Repeat all of the records verbatim.

(Collected data entries)
━━━━━━━━━━━━━━━━━━━━
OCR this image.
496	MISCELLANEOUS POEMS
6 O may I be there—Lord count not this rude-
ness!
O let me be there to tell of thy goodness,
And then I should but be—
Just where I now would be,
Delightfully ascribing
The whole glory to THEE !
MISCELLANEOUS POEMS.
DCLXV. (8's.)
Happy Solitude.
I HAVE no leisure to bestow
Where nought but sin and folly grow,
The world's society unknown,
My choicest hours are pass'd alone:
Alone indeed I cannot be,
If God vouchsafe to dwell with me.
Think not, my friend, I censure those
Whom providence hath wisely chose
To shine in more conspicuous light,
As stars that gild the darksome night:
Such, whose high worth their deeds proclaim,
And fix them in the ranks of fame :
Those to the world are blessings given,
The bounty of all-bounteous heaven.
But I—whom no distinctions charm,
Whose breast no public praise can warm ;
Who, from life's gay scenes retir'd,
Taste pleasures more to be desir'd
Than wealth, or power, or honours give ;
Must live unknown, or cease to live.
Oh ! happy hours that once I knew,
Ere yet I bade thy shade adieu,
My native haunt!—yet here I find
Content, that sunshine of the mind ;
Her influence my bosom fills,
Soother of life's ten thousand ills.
━━━━━━━━━━━━━━━━━━━━
■ The output ■
OCR this image.
496	MISCELLANEOUS POEMS
6 O may I be there—Lord count not this rude-
ness!
O let me be there to tell of thy goodness,
And then I should but be—
Just where I now would be,
Delightfully ascribing
The whole glory to THEE !
MISCELLANEOUS POEMS.
DCLXV. (8's.)
Happy Solitude.
I HAVE no leisure to bestow
Where nought but sin and folly grow,
The world's society unknown,
My choicest hours are pass'd alone:
Alone indeed I cannot be,
If God vouchsafe to dwell with me.
Think not, my friend, I censure those
Whom providence hath wisely chose
To shine in more conspicuous light,
As stars that gild the darksome night:
Such, whose high worth their deeds proclaim,
And fix them in the ranks of fame :
Those to the world are blessings given,
The bounty of all-bounteous heaven.
But I—whom no distinctions charm,
Whose breast no public praise can warm ;
Who, from life's gay scenes retir'd,
Taste pleasures more to be desir'd
Than wealth, or power, or honours give ;
Must live unknown, or cease to live.
Oh ! happy hours that once I knew,
Ere yet I bade thy shade adieu,
My native haunt!—yet here I find
Content, that sunshine of the mind ;
Her influence my bosom fills,
Soother of life's ten thousand ills.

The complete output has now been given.